(Data extracted from a collection)
┄┄┄┄┄┄┄┄┄┄
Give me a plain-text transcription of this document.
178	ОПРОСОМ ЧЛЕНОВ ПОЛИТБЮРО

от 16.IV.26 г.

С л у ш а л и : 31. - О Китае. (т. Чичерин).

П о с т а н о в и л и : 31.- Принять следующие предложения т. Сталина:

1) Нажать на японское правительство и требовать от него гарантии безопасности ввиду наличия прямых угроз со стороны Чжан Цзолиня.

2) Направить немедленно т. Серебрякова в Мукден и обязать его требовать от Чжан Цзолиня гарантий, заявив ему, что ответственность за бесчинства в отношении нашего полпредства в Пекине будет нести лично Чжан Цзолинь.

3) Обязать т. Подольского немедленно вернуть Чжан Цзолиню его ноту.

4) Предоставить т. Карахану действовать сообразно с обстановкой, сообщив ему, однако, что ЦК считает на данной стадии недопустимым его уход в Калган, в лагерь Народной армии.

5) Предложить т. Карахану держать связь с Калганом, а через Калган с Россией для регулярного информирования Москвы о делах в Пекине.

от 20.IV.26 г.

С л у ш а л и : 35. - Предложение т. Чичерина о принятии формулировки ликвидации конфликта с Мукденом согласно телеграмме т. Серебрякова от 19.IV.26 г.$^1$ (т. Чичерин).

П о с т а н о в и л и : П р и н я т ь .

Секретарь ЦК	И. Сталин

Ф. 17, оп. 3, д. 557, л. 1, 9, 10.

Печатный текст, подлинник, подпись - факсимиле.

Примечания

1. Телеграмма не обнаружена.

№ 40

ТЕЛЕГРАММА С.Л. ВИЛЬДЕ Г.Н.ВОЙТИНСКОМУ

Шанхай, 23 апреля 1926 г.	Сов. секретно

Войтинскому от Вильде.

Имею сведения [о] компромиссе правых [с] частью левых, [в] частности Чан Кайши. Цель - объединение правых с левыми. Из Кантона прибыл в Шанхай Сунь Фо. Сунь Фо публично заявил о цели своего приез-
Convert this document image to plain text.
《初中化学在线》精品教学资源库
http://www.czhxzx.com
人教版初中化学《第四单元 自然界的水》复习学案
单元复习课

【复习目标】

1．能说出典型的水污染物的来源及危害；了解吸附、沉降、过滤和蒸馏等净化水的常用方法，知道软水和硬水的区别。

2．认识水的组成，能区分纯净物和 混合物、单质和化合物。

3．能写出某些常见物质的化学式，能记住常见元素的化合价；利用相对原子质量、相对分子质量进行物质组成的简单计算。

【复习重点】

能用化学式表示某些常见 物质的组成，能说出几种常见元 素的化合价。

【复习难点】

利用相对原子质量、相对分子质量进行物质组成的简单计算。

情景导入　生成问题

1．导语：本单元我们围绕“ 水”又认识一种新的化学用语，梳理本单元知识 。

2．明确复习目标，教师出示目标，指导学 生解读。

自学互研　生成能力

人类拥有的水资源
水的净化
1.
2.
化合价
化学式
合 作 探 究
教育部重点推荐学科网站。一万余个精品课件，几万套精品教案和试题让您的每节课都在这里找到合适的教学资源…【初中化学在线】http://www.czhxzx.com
┄┄┄┄┄┄┄┄┄┄
STATED GOAL
Copy out every line from the one containing "Convert this document image to plain text." to the end of the material, both ends included.

EXPECTED ANSWER
Convert this document image to plain text.
《初中化学在线》精品教学资源库
http://www.czhxzx.com
人教版初中化学《第四单元 自然界的水》复习学案
单元复习课

【复习目标】

1．能说出典型的水污染物的来源及危害；了解吸附、沉降、过滤和蒸馏等净化水的常用方法，知道软水和硬水的区别。

2．认识水的组成，能区分纯净物和 混合物、单质和化合物。

3．能写出某些常见物质的化学式，能记住常见元素的化合价；利用相对原子质量、相对分子质量进行物质组成的简单计算。

【复习重点】

能用化学式表示某些常见 物质的组成，能说出几种常见元 素的化合价。

【复习难点】

利用相对原子质量、相对分子质量进行物质组成的简单计算。

情景导入　生成问题

1．导语：本单元我们围绕“ 水”又认识一种新的化学用语，梳理本单元知识 。

2．明确复习目标，教师出示目标，指导学 生解读。

自学互研　生成能力

人类拥有的水资源
水的净化
1.
2.
化合价
化学式
合 作 探 究
教育部重点推荐学科网站。一万余个精品课件，几万套精品教案和试题让您的每节课都在这里找到合适的教学资源…【初中化学在线】http://www.czhxzx.com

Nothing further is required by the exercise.